### Written task
Copy each line of the listing below exactly.

(Extracted records)
= = = = =

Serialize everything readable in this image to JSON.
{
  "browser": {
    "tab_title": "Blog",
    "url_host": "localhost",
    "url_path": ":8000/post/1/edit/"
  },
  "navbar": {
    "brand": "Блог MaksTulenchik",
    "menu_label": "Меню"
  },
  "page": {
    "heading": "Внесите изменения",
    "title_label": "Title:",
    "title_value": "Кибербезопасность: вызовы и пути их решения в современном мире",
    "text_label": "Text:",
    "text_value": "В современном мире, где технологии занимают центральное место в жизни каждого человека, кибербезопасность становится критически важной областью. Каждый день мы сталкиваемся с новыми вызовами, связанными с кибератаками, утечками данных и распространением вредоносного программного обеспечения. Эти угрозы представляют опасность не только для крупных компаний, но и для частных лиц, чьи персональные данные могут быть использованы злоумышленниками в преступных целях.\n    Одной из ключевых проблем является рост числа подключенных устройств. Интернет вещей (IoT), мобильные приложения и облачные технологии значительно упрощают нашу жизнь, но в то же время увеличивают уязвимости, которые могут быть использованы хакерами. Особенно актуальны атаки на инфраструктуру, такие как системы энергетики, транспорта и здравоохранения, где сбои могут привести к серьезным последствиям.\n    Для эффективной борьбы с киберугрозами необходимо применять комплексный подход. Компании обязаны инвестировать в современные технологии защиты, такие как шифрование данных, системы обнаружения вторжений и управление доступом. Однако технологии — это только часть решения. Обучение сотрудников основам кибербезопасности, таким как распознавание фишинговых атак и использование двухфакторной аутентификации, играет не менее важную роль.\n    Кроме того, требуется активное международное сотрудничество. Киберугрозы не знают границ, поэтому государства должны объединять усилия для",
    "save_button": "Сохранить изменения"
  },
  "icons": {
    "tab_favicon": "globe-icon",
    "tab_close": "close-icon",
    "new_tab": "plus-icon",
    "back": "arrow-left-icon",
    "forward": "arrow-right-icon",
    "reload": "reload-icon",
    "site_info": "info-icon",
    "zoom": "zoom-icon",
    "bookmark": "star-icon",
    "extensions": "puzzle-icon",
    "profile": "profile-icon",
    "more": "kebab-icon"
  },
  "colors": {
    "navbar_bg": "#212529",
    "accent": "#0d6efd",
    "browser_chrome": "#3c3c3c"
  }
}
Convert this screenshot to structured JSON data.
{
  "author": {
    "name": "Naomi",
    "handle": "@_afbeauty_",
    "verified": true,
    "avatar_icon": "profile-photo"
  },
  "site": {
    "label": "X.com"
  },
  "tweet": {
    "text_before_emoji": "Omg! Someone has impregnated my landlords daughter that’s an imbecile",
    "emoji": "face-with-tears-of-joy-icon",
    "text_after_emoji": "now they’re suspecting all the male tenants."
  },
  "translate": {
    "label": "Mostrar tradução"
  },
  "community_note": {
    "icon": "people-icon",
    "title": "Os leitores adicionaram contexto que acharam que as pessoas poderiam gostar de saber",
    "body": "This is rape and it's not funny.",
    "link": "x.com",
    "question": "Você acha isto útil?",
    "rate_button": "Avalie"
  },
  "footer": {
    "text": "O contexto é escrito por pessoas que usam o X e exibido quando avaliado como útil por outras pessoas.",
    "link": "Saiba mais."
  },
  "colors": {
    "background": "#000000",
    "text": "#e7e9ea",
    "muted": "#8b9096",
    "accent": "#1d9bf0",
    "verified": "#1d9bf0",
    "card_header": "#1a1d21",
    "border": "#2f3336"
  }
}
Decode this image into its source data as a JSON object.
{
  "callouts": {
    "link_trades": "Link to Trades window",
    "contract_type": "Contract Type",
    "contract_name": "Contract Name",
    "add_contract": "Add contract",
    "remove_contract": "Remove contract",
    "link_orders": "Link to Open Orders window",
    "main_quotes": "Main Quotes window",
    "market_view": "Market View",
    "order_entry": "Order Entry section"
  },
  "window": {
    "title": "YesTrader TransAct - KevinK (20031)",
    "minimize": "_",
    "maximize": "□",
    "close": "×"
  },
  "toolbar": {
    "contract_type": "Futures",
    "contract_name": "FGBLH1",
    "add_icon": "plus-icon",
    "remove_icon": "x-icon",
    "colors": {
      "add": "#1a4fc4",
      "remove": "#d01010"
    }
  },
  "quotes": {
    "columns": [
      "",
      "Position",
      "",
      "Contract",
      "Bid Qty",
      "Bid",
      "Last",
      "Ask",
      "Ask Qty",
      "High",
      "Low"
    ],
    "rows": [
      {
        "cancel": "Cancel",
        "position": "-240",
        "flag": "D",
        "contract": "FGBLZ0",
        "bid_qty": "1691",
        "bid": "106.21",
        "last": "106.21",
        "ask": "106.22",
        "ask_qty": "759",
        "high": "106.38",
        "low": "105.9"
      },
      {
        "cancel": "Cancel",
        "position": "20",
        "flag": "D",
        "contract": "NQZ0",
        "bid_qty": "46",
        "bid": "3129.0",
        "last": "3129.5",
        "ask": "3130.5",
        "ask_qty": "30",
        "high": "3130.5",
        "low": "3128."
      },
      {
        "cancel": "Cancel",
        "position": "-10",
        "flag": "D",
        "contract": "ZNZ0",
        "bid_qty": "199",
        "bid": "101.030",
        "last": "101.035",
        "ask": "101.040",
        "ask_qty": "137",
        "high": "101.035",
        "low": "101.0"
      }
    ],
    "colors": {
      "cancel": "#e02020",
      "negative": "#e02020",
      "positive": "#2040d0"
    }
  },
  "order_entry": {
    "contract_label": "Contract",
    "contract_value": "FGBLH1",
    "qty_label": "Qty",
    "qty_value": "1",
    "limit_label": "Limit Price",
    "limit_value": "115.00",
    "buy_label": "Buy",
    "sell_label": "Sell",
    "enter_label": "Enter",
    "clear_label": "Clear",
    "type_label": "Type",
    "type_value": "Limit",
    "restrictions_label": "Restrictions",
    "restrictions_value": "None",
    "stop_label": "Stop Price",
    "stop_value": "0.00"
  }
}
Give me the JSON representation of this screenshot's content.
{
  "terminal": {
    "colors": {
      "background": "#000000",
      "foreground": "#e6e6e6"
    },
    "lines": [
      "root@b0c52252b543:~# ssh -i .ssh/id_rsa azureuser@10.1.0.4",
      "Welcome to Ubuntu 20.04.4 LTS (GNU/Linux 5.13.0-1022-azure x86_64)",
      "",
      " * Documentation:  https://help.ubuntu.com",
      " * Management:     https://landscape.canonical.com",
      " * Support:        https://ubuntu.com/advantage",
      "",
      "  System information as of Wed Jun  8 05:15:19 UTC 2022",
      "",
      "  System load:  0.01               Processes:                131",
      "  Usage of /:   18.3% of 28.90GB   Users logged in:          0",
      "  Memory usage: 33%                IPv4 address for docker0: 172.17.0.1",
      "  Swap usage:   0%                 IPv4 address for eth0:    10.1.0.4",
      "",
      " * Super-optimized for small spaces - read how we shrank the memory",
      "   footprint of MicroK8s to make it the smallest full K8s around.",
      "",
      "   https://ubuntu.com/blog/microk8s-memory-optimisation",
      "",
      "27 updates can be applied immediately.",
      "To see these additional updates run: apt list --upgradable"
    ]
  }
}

= = = = =

### Full solution
Serialize everything readable in this image to JSON.
{
  "browser": {
    "tab_title": "Blog",
    "url_host": "localhost",
    "url_path": ":8000/post/1/edit/"
  },
  "navbar": {
    "brand": "Блог MaksTulenchik",
    "menu_label": "Меню"
  },
  "page": {
    "heading": "Внесите изменения",
    "title_label": "Title:",
    "title_value": "Кибербезопасность: вызовы и пути их решения в современном мире",
    "text_label": "Text:",
    "text_value": "В современном мире, где технологии занимают центральное место в жизни каждого человека, кибербезопасность становится критически важной областью. Каждый день мы сталкиваемся с новыми вызовами, связанными с кибератаками, утечками данных и распространением вредоносного программного обеспечения. Эти угрозы представляют опасность не только для крупных компаний, но и для частных лиц, чьи персональные данные могут быть использованы злоумышленниками в преступных целях.\n    Одной из ключевых проблем является рост числа подключенных устройств. Интернет вещей (IoT), мобильные приложения и облачные технологии значительно упрощают нашу жизнь, но в то же время увеличивают уязвимости, которые могут быть использованы хакерами. Особенно актуальны атаки на инфраструктуру, такие как системы энергетики, транспорта и здравоохранения, где сбои могут привести к серьезным последствиям.\n    Для эффективной борьбы с киберугрозами необходимо применять комплексный подход. Компании обязаны инвестировать в современные технологии защиты, такие как шифрование данных, системы обнаружения вторжений и управление доступом. Однако технологии — это только часть решения. Обучение сотрудников основам кибербезопасности, таким как распознавание фишинговых атак и использование двухфакторной аутентификации, играет не менее важную роль.\n    Кроме того, требуется активное международное сотрудничество. Киберугрозы не знают границ, поэтому государства должны объединять усилия для",
    "save_button": "Сохранить изменения"
  },
  "icons": {
    "tab_favicon": "globe-icon",
    "tab_close": "close-icon",
    "new_tab": "plus-icon",
    "back": "arrow-left-icon",
    "forward": "arrow-right-icon",
    "reload": "reload-icon",
    "site_info": "info-icon",
    "zoom": "zoom-icon",
    "bookmark": "star-icon",
    "extensions": "puzzle-icon",
    "profile": "profile-icon",
    "more": "kebab-icon"
  },
  "colors": {
    "navbar_bg": "#212529",
    "accent": "#0d6efd",
    "browser_chrome": "#3c3c3c"
  }
}
Convert this screenshot to structured JSON data.
{
  "author": {
    "name": "Naomi",
    "handle": "@_afbeauty_",
    "verified": true,
    "avatar_icon": "profile-photo"
  },
  "site": {
    "label": "X.com"
  },
  "tweet": {
    "text_before_emoji": "Omg! Someone has impregnated my landlords daughter that’s an imbecile",
    "emoji": "face-with-tears-of-joy-icon",
    "text_after_emoji": "now they’re suspecting all the male tenants."
  },
  "translate": {
    "label": "Mostrar tradução"
  },
  "community_note": {
    "icon": "people-icon",
    "title": "Os leitores adicionaram contexto que acharam que as pessoas poderiam gostar de saber",
    "body": "This is rape and it's not funny.",
    "link": "x.com",
    "question": "Você acha isto útil?",
    "rate_button": "Avalie"
  },
  "footer": {
    "text": "O contexto é escrito por pessoas que usam o X e exibido quando avaliado como útil por outras pessoas.",
    "link": "Saiba mais."
  },
  "colors": {
    "background": "#000000",
    "text": "#e7e9ea",
    "muted": "#8b9096",
    "accent": "#1d9bf0",
    "verified": "#1d9bf0",
    "card_header": "#1a1d21",
    "border": "#2f3336"
  }
}
Decode this image into its source data as a JSON object.
{
  "callouts": {
    "link_trades": "Link to Trades window",
    "contract_type": "Contract Type",
    "contract_name": "Contract Name",
    "add_contract": "Add contract",
    "remove_contract": "Remove contract",
    "link_orders": "Link to Open Orders window",
    "main_quotes": "Main Quotes window",
    "market_view": "Market View",
    "order_entry": "Order Entry section"
  },
  "window": {
    "title": "YesTrader TransAct - KevinK (20031)",
    "minimize": "_",
    "maximize": "□",
    "close": "×"
  },
  "toolbar": {
    "contract_type": "Futures",
    "contract_name": "FGBLH1",
    "add_icon": "plus-icon",
    "remove_icon": "x-icon",
    "colors": {
      "add": "#1a4fc4",
      "remove": "#d01010"
    }
  },
  "quotes": {
    "columns": [
      "",
      "Position",
      "",
      "Contract",
      "Bid Qty",
      "Bid",
      "Last",
      "Ask",
      "Ask Qty",
      "High",
      "Low"
    ],
    "rows": [
      {
        "cancel": "Cancel",
        "position": "-240",
        "flag": "D",
        "contract": "FGBLZ0",
        "bid_qty": "1691",
        "bid": "106.21",
        "last": "106.21",
        "ask": "106.22",
        "ask_qty": "759",
        "high": "106.38",
        "low": "105.9"
      },
      {
        "cancel": "Cancel",
        "position": "20",
        "flag": "D",
        "contract": "NQZ0",
        "bid_qty": "46",
        "bid": "3129.0",
        "last": "3129.5",
        "ask": "3130.5",
        "ask_qty": "30",
        "high": "3130.5",
        "low": "3128."
      },
      {
        "cancel": "Cancel",
        "position": "-10",
        "flag": "D",
        "contract": "ZNZ0",
        "bid_qty": "199",
        "bid": "101.030",
        "last": "101.035",
        "ask": "101.040",
        "ask_qty": "137",
        "high": "101.035",
        "low": "101.0"
      }
    ],
    "colors": {
      "cancel": "#e02020",
      "negative": "#e02020",
      "positive": "#2040d0"
    }
  },
  "order_entry": {
    "contract_label": "Contract",
    "contract_value": "FGBLH1",
    "qty_label": "Qty",
    "qty_value": "1",
    "limit_label": "Limit Price",
    "limit_value": "115.00",
    "buy_label": "Buy",
    "sell_label": "Sell",
    "enter_label": "Enter",
    "clear_label": "Clear",
    "type_label": "Type",
    "type_value": "Limit",
    "restrictions_label": "Restrictions",
    "restrictions_value": "None",
    "stop_label": "Stop Price",
    "stop_value": "0.00"
  }
}
Give me the JSON representation of this screenshot's content.
{
  "terminal": {
    "colors": {
      "background": "#000000",
      "foreground": "#e6e6e6"
    },
    "lines": [
      "root@b0c52252b543:~# ssh -i .ssh/id_rsa azureuser@10.1.0.4",
      "Welcome to Ubuntu 20.04.4 LTS (GNU/Linux 5.13.0-1022-azure x86_64)",
      "",
      " * Documentation:  https://help.ubuntu.com",
      " * Management:     https://landscape.canonical.com",
      " * Support:        https://ubuntu.com/advantage",
      "",
      "  System information as of Wed Jun  8 05:15:19 UTC 2022",
      "",
      "  System load:  0.01               Processes:                131",
      "  Usage of /:   18.3% of 28.90GB   Users logged in:          0",
      "  Memory usage: 33%                IPv4 address for docker0: 172.17.0.1",
      "  Swap usage:   0%                 IPv4 address for eth0:    10.1.0.4",
      "",
      " * Super-optimized for small spaces - read how we shrank the memory",
      "   footprint of MicroK8s to make it the smallest full K8s around.",
      "",
      "   https://ubuntu.com/blog/microk8s-memory-optimisation",
      "",
      "27 updates can be applied immediately.",
      "To see these additional updates run: apt list --upgradable"
    ]
  }
}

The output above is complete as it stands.